## [WRITTEN TASK]
Look over the lines below. Report each one that includes the string "active".

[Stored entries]
● ● ● ●

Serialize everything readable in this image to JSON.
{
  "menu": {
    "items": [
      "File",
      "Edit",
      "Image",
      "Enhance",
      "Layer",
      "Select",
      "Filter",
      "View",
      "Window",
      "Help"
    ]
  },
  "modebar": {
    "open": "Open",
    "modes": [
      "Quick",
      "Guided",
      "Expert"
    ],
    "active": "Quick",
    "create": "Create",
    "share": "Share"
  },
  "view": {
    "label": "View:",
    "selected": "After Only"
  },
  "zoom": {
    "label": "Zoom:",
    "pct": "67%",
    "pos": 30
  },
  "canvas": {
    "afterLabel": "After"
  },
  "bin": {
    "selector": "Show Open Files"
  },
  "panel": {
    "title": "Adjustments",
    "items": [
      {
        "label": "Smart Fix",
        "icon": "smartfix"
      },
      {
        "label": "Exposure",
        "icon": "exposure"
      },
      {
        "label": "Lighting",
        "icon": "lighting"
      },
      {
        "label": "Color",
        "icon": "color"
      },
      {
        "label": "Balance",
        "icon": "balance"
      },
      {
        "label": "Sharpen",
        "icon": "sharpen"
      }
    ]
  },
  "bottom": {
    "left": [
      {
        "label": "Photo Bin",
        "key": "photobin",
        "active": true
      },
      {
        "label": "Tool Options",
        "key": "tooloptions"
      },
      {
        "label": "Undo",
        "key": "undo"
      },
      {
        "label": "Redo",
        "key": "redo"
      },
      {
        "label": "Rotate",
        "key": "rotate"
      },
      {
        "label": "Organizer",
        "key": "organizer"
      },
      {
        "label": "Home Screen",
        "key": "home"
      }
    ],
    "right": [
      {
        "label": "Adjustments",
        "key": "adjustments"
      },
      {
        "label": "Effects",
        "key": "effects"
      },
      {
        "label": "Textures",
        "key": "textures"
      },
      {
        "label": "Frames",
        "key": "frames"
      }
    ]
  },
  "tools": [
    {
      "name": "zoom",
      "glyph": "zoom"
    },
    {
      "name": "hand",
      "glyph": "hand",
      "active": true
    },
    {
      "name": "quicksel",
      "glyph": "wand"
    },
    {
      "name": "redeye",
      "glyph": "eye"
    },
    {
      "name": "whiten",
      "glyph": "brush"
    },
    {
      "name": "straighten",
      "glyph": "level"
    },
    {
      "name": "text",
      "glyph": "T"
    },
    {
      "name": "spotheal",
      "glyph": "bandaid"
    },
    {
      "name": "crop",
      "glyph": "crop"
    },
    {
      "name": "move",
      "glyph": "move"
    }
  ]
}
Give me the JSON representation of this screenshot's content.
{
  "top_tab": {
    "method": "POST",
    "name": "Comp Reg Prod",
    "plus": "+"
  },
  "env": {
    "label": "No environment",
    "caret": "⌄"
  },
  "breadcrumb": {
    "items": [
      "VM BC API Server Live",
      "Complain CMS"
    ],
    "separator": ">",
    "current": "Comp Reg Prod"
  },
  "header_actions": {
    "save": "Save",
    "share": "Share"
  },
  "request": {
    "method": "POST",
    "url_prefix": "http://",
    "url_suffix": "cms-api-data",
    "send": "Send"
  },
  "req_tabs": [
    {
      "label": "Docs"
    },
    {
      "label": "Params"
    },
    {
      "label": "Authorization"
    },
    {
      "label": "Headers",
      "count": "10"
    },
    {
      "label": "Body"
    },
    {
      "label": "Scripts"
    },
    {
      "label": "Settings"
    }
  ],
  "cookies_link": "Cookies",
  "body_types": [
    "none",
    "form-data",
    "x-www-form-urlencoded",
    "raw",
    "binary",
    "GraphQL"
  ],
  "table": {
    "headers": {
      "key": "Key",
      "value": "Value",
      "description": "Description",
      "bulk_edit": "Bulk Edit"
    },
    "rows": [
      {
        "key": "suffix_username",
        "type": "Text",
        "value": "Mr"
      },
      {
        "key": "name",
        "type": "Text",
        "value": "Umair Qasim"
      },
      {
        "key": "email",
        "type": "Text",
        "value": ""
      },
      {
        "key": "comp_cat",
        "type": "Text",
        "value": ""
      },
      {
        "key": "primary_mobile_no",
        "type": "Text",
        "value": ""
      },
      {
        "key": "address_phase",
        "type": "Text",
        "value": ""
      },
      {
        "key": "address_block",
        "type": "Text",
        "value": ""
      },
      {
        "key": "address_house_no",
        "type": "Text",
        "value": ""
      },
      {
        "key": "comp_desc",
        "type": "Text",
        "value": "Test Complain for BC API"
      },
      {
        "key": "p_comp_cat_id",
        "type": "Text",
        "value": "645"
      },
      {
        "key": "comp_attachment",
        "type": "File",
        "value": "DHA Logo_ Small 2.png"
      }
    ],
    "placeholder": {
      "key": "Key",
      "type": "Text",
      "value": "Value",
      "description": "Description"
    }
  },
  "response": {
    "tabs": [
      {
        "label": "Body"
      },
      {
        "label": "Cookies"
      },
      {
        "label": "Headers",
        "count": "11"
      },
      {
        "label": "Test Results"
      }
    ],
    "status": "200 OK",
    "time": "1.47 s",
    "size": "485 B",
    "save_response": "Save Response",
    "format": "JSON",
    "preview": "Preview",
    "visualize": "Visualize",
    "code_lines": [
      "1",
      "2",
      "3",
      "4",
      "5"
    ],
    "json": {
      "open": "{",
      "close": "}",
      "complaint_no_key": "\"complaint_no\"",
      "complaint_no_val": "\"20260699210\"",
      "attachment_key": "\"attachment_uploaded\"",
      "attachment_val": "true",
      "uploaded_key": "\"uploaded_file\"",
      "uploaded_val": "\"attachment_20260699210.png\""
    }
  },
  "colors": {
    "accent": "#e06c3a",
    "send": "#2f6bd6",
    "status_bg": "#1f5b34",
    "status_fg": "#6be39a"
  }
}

● ● ● ●

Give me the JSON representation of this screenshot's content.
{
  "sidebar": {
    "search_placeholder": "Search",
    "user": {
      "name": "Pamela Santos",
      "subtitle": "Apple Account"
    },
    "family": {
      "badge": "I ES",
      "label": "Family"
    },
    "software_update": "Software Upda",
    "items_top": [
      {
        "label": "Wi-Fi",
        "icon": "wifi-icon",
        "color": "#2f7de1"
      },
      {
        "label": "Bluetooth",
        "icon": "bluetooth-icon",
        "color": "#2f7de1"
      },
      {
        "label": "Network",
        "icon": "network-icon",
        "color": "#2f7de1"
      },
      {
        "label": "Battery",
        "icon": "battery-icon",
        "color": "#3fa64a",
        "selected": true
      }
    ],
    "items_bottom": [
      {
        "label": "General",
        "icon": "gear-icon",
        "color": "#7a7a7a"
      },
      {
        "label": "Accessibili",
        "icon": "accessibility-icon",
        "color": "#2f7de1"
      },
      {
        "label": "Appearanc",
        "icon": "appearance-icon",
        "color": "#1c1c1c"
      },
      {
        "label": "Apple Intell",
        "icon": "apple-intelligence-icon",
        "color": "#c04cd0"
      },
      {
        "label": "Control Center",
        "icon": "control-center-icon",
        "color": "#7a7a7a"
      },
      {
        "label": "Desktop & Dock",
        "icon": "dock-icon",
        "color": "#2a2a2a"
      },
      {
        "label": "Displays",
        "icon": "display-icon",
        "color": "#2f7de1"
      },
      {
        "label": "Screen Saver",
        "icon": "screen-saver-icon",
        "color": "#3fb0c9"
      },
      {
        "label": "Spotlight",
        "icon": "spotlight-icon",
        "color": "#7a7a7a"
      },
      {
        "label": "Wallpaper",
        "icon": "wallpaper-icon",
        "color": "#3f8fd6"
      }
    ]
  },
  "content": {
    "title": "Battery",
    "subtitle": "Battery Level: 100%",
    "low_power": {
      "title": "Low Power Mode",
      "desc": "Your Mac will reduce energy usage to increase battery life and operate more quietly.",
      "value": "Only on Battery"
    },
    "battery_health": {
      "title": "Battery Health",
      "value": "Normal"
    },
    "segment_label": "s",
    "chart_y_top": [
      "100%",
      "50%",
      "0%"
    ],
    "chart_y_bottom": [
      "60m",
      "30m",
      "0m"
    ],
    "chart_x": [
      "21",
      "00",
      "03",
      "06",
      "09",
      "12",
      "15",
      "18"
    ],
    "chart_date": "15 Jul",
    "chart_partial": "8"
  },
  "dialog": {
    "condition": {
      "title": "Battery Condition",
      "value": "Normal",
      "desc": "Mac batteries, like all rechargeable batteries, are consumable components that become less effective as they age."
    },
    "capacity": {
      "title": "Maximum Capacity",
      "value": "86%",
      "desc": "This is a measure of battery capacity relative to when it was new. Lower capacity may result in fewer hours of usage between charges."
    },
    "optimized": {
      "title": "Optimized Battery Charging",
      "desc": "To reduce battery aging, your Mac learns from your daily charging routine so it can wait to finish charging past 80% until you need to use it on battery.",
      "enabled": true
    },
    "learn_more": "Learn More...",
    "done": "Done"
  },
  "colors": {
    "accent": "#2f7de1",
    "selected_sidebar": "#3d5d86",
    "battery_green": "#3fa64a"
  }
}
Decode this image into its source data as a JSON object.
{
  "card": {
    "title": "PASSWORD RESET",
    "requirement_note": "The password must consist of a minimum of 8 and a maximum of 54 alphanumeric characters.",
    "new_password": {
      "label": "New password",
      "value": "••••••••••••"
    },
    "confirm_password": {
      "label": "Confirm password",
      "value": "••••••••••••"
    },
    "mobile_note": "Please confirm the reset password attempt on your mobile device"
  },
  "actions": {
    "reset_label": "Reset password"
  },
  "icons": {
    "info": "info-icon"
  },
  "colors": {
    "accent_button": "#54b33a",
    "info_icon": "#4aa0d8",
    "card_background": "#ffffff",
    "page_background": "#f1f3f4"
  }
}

● ● ● ●

## [WRITTEN SOLUTION]
    "active": "Quick",
        "active": true
      "active": true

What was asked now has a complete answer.